[Start Entries provided]

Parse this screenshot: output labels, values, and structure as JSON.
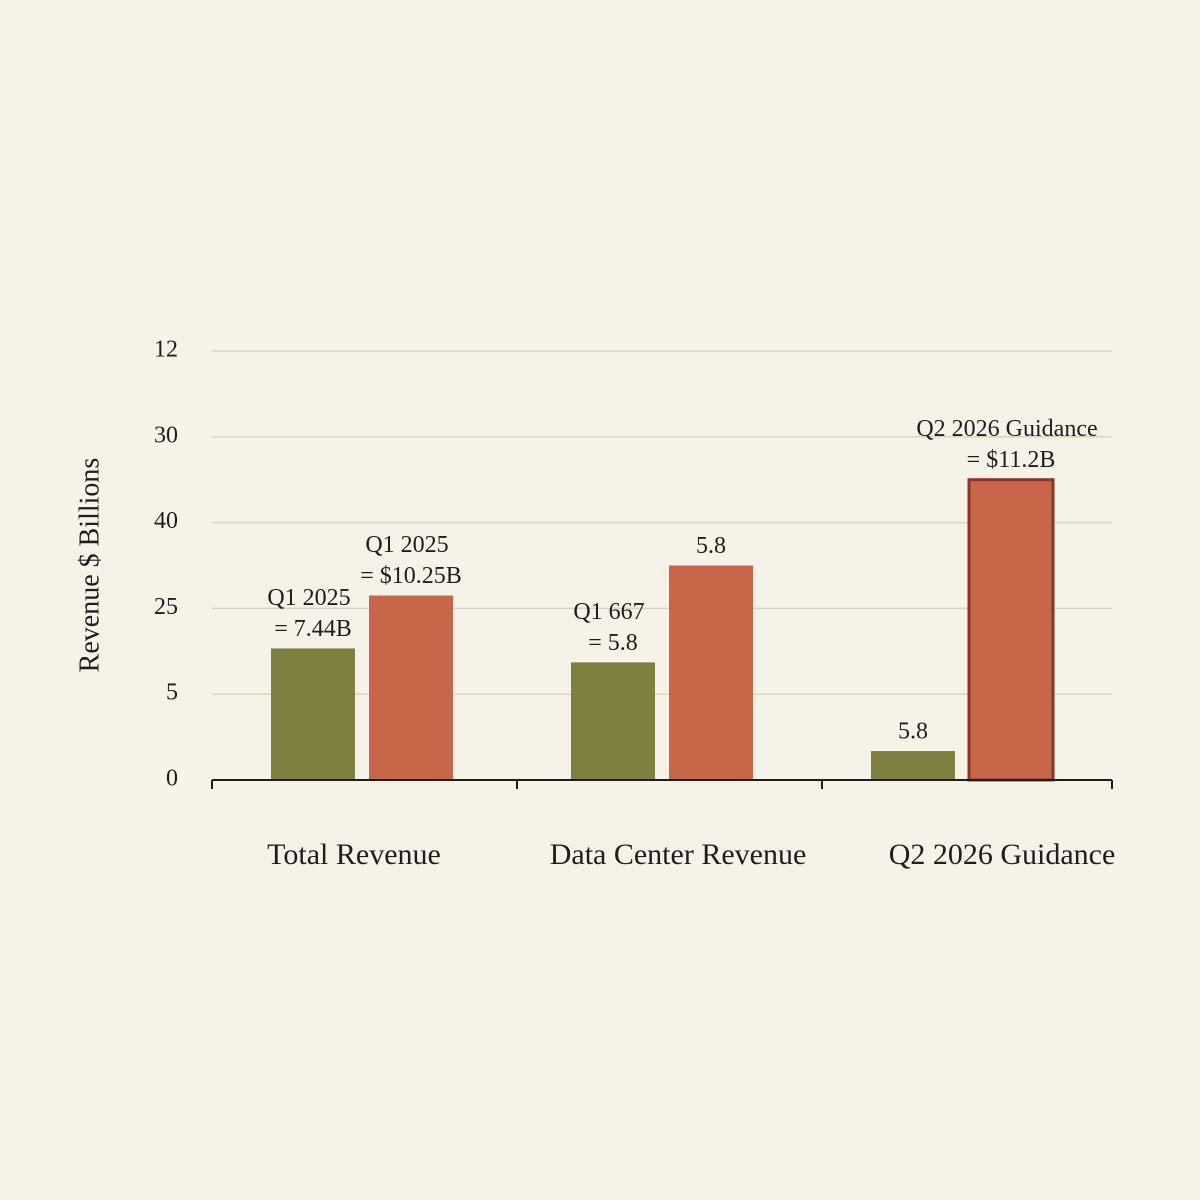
{
  "chart_data": {
    "type": "bar",
    "y_label": "Revenue $ Billions",
    "categories": [
      "Total Revenue",
      "Data Center Revenue",
      "Q2 2026 Guidance"
    ],
    "series": [
      {
        "color": "#7f8040",
        "values": [
          3.68,
          3.29,
          0.81
        ],
        "annotations": [
          [
            "Q1 2025",
            "= 7.44B"
          ],
          [
            "Q1 667",
            "= 5.8"
          ],
          [
            "5.8"
          ]
        ]
      },
      {
        "color": "#c8664a",
        "values": [
          5.16,
          6.0,
          8.4
        ],
        "annotations": [
          [
            "Q1 2025",
            "= $10.25B"
          ],
          [
            "5.8"
          ],
          [
            "Q2 2026 Guidance",
            "= $11.2B"
          ]
        ]
      }
    ],
    "highlight": {
      "stroke": "#8b3526"
    },
    "ylim": [
      0,
      12
    ],
    "yticks": [
      0,
      {
        "value": 2.4,
        "label": "5"
      },
      {
        "value": 4.8,
        "label": "25"
      },
      {
        "value": 7.2,
        "label": "40"
      },
      {
        "value": 9.6,
        "label": "30"
      },
      12
    ],
    "grid": true
  }
}
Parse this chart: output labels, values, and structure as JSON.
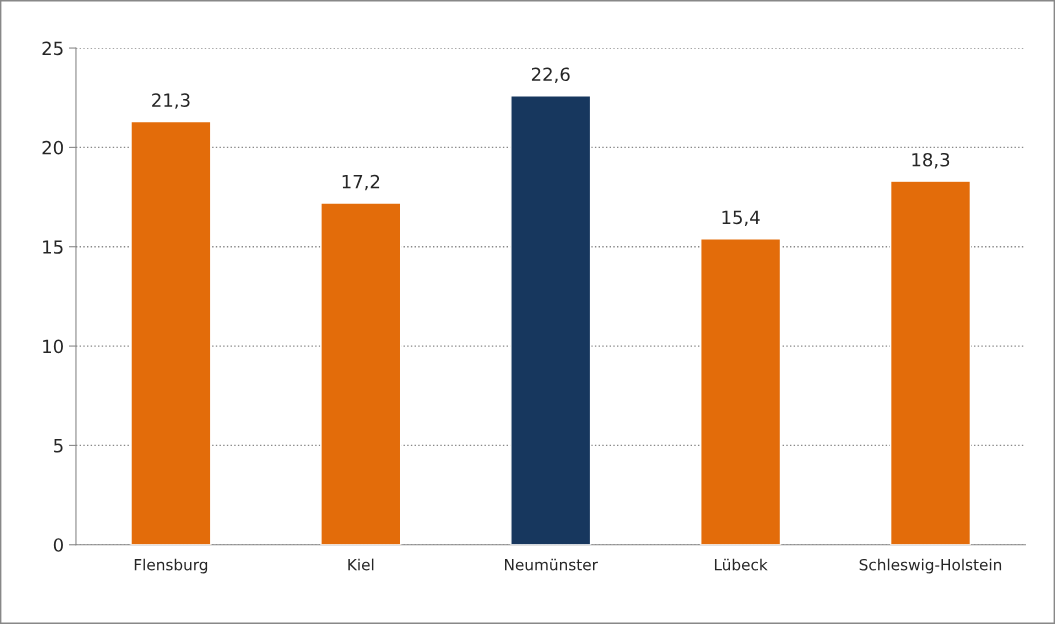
{
  "chart_data": {
    "type": "bar",
    "categories": [
      "Flensburg",
      "Kiel",
      "Neumünster",
      "Lübeck",
      "Schleswig-Holstein"
    ],
    "values": [
      21.3,
      17.2,
      22.6,
      15.4,
      18.3
    ],
    "colors": [
      "#e36c0a",
      "#e36c0a",
      "#17375e",
      "#e36c0a",
      "#e36c0a"
    ],
    "value_labels": [
      "21,3",
      "17,2",
      "22,6",
      "15,4",
      "18,3"
    ],
    "ylim": [
      0,
      25
    ],
    "yticks": [
      0,
      5,
      10,
      15,
      20,
      25
    ],
    "grid": "y",
    "legend": false
  }
}
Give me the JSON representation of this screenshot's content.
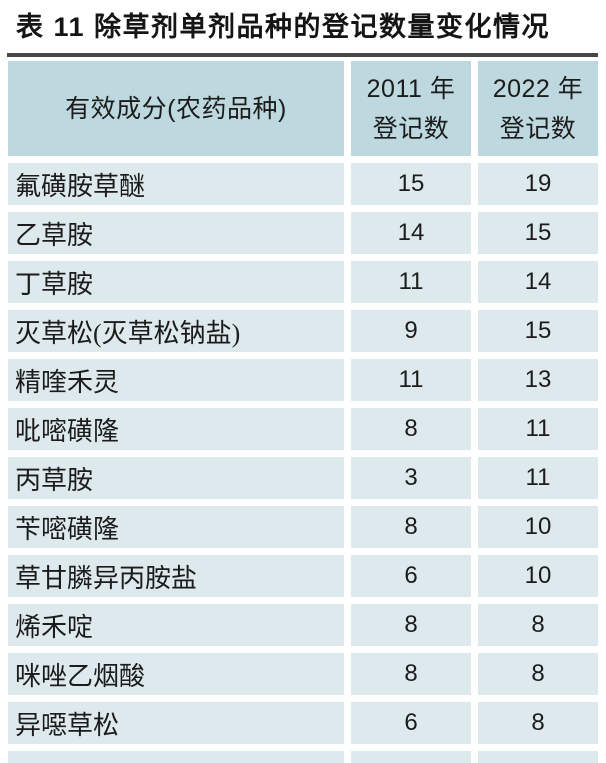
{
  "caption": "表 11  除草剂单剂品种的登记数量变化情况",
  "colors": {
    "header_bg": "#bdd8de",
    "row_bg": "#dde9ec",
    "rule": "#474747",
    "text": "#1c1c1c"
  },
  "table": {
    "header": {
      "ingredient": "有效成分(农药品种)",
      "y2011_line1": "2011 年",
      "y2011_line2": "登记数",
      "y2022_line1": "2022 年",
      "y2022_line2": "登记数"
    },
    "rows": [
      {
        "name": "氟磺胺草醚",
        "y2011": "15",
        "y2022": "19"
      },
      {
        "name": "乙草胺",
        "y2011": "14",
        "y2022": "15"
      },
      {
        "name": "丁草胺",
        "y2011": "11",
        "y2022": "14"
      },
      {
        "name": "灭草松(灭草松钠盐)",
        "y2011": "9",
        "y2022": "15"
      },
      {
        "name": "精喹禾灵",
        "y2011": "11",
        "y2022": "13"
      },
      {
        "name": "吡嘧磺隆",
        "y2011": "8",
        "y2022": "11"
      },
      {
        "name": "丙草胺",
        "y2011": "3",
        "y2022": "11"
      },
      {
        "name": "苄嘧磺隆",
        "y2011": "8",
        "y2022": "10"
      },
      {
        "name": "草甘膦异丙胺盐",
        "y2011": "6",
        "y2022": "10"
      },
      {
        "name": "烯禾啶",
        "y2011": "8",
        "y2022": "8"
      },
      {
        "name": "咪唑乙烟酸",
        "y2011": "8",
        "y2022": "8"
      },
      {
        "name": "异噁草松",
        "y2011": "6",
        "y2022": "8"
      }
    ]
  }
}
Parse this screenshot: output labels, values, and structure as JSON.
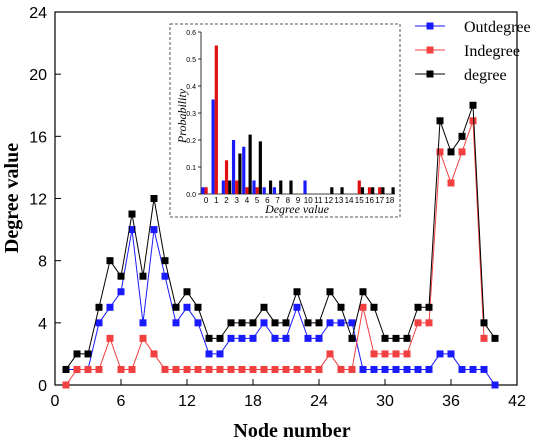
{
  "chart_data": [
    {
      "type": "line",
      "xlabel": "Node number",
      "ylabel": "Degree value",
      "xlim": [
        0,
        42
      ],
      "ylim": [
        0,
        24
      ],
      "x_ticks": [
        "0",
        "6",
        "12",
        "18",
        "24",
        "30",
        "36",
        "42"
      ],
      "y_ticks": [
        "0",
        "4",
        "8",
        "12",
        "16",
        "20",
        "24"
      ],
      "legend_position": "top-right",
      "x": [
        1,
        2,
        3,
        4,
        5,
        6,
        7,
        8,
        9,
        10,
        11,
        12,
        13,
        14,
        15,
        16,
        17,
        18,
        19,
        20,
        21,
        22,
        23,
        24,
        25,
        26,
        27,
        28,
        29,
        30,
        31,
        32,
        33,
        34,
        35,
        36,
        37,
        38,
        39,
        40
      ],
      "series": [
        {
          "name": "Outdegree",
          "color": "#1a1aff",
          "values": [
            1,
            1,
            1,
            4,
            5,
            6,
            10,
            4,
            10,
            7,
            4,
            5,
            4,
            2,
            2,
            3,
            3,
            3,
            4,
            3,
            3,
            5,
            3,
            3,
            4,
            4,
            4,
            1,
            1,
            1,
            1,
            1,
            1,
            1,
            2,
            2,
            1,
            1,
            1,
            0
          ]
        },
        {
          "name": "Indegree",
          "color": "#f04040",
          "values": [
            0,
            1,
            1,
            1,
            3,
            1,
            1,
            3,
            2,
            1,
            1,
            1,
            1,
            1,
            1,
            1,
            1,
            1,
            1,
            1,
            1,
            1,
            1,
            1,
            2,
            1,
            1,
            5,
            2,
            2,
            2,
            2,
            4,
            4,
            15,
            13,
            15,
            17,
            3,
            null
          ]
        },
        {
          "name": "degree",
          "color": "#000000",
          "values": [
            1,
            2,
            2,
            5,
            8,
            7,
            11,
            7,
            12,
            8,
            5,
            6,
            5,
            3,
            3,
            4,
            4,
            4,
            5,
            4,
            4,
            6,
            4,
            4,
            6,
            5,
            3,
            6,
            5,
            3,
            3,
            3,
            5,
            5,
            17,
            15,
            16,
            18,
            4,
            3
          ]
        }
      ]
    },
    {
      "type": "bar",
      "title": "",
      "xlabel": "Degree value",
      "ylabel": "Probability",
      "ylim": [
        0,
        0.6
      ],
      "y_ticks": [
        "0.0",
        "0.1",
        "0.2",
        "0.3",
        "0.4",
        "0.5",
        "0.6"
      ],
      "categories": [
        "0",
        "1",
        "2",
        "3",
        "4",
        "5",
        "6",
        "7",
        "8",
        "9",
        "10",
        "11",
        "12",
        "13",
        "14",
        "15",
        "16",
        "17",
        "18"
      ],
      "series": [
        {
          "name": "Outdegree",
          "color": "#1a1aff",
          "values": [
            0.025,
            0.35,
            0.05,
            0.2,
            0.175,
            0.05,
            0.025,
            0.025,
            0,
            0,
            0.05,
            0,
            0,
            0,
            0,
            0,
            0,
            0,
            0
          ]
        },
        {
          "name": "Indegree",
          "color": "#e01010",
          "values": [
            0.025,
            0.55,
            0.125,
            0.05,
            0.025,
            0.025,
            0,
            0,
            0,
            0,
            0,
            0,
            0,
            0,
            0,
            0.05,
            0.025,
            0.025,
            0
          ]
        },
        {
          "name": "degree",
          "color": "#000000",
          "values": [
            0,
            0,
            0.05,
            0.15,
            0.22,
            0.195,
            0.05,
            0.05,
            0.05,
            0,
            0,
            0,
            0.025,
            0.025,
            0,
            0.025,
            0.025,
            0.025,
            0.025
          ]
        }
      ]
    }
  ]
}
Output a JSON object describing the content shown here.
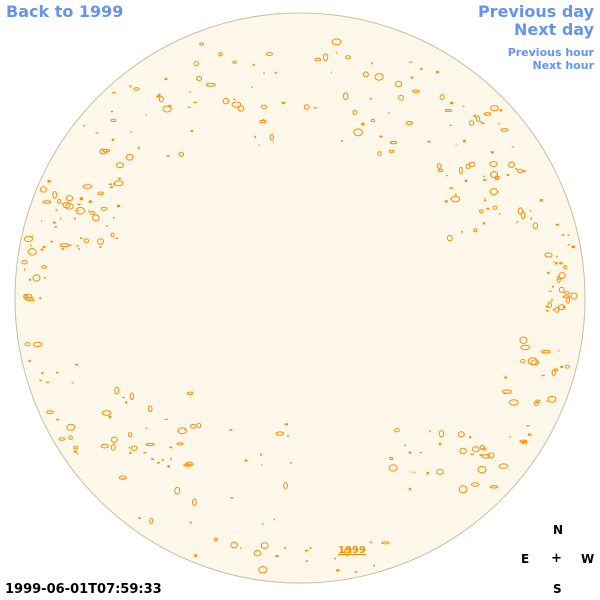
{
  "nav": {
    "back_label": "Back to 1999",
    "previous_day": "Previous day",
    "next_day": "Next day",
    "previous_hour": "Previous hour",
    "next_hour": "Next hour"
  },
  "disk": {
    "fill_color": "#fdf8ea",
    "border_color": "#c8bfa8",
    "contour_color": "#ff8c00"
  },
  "year_label": "1999",
  "compass": {
    "north": "N",
    "east": "E",
    "center": "+",
    "west": "W",
    "south": "S"
  },
  "timestamp": "1999-06-01T07:59:33"
}
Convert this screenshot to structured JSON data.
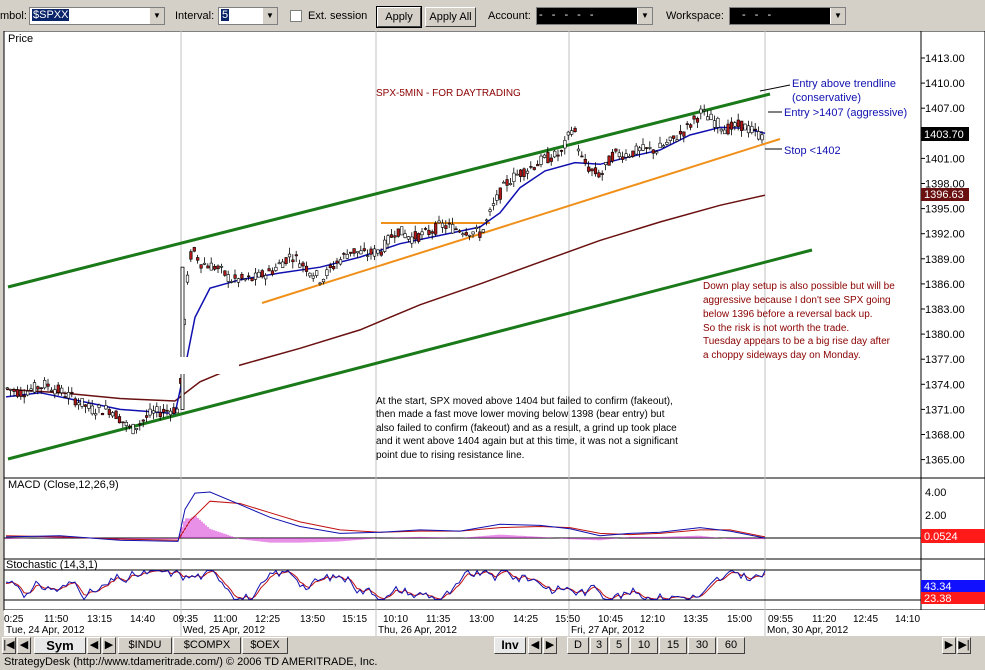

[End Entries provided]

Exercise instructions
Take the records above from the line with "Output a JSON" down to their last line and please copy those lines exactly, without the pictures.

Full solution
Output a JSON object describing the content shown here.
{
  "nav": {
    "back_label": "Back to 1999",
    "previous_day": "Previous day",
    "next_day": "Next day",
    "previous_hour": "Previous hour",
    "next_hour": "Next hour"
  },
  "disk": {
    "fill_color": "#fdf8ea",
    "border_color": "#c8bfa8",
    "contour_color": "#ff8c00"
  },
  "year_label": "1999",
  "compass": {
    "north": "N",
    "east": "E",
    "center": "+",
    "west": "W",
    "south": "S"
  },
  "timestamp": "1999-06-01T07:59:33"
}
Convert this screenshot to structured JSON data.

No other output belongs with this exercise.